→ **Excerpts from a figure dataset**
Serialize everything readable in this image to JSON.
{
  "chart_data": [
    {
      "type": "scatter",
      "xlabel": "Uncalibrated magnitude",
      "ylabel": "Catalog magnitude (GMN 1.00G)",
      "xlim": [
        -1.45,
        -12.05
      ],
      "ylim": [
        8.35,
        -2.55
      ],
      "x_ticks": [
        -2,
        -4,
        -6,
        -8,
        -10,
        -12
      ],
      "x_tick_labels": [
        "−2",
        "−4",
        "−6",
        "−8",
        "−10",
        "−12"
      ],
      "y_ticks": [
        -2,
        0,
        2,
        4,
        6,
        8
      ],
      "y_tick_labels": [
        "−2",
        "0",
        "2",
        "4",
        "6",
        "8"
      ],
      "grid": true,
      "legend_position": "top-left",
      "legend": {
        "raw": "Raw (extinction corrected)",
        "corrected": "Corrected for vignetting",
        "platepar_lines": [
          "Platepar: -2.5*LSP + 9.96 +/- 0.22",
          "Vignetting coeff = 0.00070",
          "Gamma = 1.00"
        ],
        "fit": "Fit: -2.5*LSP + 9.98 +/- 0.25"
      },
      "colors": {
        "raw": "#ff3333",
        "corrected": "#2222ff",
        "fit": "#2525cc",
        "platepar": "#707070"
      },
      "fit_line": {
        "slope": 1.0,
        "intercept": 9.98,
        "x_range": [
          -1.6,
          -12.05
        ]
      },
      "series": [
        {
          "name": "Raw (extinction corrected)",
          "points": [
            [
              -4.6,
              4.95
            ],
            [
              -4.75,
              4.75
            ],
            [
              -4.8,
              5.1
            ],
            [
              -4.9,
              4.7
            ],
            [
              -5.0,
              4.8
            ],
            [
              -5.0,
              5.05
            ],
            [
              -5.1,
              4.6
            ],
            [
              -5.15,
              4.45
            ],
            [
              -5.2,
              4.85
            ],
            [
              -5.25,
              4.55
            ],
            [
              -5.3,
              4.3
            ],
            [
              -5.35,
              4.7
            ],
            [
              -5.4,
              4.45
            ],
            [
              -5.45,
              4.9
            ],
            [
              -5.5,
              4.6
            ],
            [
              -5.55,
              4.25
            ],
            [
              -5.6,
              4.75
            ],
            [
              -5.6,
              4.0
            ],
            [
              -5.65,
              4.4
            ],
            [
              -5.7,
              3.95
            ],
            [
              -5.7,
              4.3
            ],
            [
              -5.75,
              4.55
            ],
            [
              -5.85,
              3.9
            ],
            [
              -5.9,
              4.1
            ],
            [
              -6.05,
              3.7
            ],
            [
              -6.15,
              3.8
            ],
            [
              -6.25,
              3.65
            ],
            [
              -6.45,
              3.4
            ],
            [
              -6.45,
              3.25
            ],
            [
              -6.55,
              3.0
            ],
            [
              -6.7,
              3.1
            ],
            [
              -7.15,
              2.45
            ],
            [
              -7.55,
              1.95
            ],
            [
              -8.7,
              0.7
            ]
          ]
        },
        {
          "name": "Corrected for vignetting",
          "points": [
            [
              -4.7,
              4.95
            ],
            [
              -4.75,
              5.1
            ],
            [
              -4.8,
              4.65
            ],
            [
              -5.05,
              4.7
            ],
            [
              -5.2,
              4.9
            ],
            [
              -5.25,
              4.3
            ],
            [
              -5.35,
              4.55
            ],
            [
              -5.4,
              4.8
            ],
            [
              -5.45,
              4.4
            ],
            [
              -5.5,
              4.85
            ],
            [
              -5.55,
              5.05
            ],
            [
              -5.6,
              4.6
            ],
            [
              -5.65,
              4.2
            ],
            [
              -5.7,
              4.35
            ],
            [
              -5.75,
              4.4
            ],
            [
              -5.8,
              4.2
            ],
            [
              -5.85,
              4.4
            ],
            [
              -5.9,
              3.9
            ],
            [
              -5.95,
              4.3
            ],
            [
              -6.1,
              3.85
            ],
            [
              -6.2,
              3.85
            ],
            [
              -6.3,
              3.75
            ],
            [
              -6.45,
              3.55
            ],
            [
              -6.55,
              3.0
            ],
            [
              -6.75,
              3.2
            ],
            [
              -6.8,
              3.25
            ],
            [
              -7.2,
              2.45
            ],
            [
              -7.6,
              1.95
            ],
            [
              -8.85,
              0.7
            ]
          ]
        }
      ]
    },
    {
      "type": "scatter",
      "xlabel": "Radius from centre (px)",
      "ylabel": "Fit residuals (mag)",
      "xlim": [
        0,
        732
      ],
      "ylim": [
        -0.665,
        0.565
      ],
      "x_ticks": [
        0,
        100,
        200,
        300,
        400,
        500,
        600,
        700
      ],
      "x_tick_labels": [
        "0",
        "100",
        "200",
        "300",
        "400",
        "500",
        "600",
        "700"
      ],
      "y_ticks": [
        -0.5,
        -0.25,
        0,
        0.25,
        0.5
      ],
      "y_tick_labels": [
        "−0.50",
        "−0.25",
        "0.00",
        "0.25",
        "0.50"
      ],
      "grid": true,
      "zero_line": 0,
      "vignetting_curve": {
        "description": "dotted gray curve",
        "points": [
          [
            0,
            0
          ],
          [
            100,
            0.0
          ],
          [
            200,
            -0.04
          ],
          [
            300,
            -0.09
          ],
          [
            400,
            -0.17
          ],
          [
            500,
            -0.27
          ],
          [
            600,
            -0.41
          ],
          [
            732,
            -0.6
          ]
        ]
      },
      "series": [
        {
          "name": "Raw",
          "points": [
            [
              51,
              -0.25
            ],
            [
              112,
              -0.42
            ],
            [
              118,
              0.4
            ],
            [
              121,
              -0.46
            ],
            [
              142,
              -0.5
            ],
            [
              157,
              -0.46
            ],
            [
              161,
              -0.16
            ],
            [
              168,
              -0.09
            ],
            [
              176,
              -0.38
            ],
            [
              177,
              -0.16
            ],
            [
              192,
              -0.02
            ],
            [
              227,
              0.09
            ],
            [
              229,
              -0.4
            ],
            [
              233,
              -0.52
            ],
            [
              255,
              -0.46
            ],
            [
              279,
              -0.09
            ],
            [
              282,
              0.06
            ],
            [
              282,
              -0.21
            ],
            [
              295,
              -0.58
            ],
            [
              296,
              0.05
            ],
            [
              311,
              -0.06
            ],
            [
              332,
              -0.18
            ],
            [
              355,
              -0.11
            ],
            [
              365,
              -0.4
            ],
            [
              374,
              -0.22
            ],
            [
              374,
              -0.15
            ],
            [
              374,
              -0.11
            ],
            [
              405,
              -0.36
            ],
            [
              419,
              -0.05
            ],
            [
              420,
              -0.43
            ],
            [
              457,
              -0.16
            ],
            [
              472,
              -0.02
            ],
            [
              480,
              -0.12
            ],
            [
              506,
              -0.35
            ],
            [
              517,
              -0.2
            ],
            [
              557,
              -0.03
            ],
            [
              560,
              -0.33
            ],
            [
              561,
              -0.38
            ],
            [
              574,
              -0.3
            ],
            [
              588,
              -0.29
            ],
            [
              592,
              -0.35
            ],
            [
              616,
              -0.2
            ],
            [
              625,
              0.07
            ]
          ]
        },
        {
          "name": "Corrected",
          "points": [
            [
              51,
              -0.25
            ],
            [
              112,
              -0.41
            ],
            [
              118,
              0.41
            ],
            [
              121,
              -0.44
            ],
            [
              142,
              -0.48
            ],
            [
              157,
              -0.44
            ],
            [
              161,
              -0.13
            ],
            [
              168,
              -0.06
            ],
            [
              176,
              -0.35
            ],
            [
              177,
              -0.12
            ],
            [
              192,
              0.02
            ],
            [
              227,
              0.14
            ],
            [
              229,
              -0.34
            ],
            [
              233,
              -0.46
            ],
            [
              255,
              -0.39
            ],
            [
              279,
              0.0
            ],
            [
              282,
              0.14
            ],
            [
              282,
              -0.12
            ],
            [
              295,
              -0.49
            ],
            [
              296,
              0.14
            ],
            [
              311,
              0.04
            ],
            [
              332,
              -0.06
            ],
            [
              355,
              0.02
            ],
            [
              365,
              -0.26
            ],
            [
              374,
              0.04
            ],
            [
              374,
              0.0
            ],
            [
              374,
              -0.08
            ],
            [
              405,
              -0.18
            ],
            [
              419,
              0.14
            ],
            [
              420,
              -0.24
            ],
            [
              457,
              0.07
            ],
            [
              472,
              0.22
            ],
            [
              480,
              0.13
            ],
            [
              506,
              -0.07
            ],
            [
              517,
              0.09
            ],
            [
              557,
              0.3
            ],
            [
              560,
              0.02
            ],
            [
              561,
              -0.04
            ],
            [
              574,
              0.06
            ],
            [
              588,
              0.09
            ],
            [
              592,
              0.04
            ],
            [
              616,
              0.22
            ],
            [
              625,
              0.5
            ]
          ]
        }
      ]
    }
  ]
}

→ **REQUIREMENT**
Find every line that holds "ylabel" and copy it.

→ **EXERCISE RESULT**
      "ylabel": "Catalog magnitude (GMN 1.00G)",
      "ylabel": "Fit residuals (mag)",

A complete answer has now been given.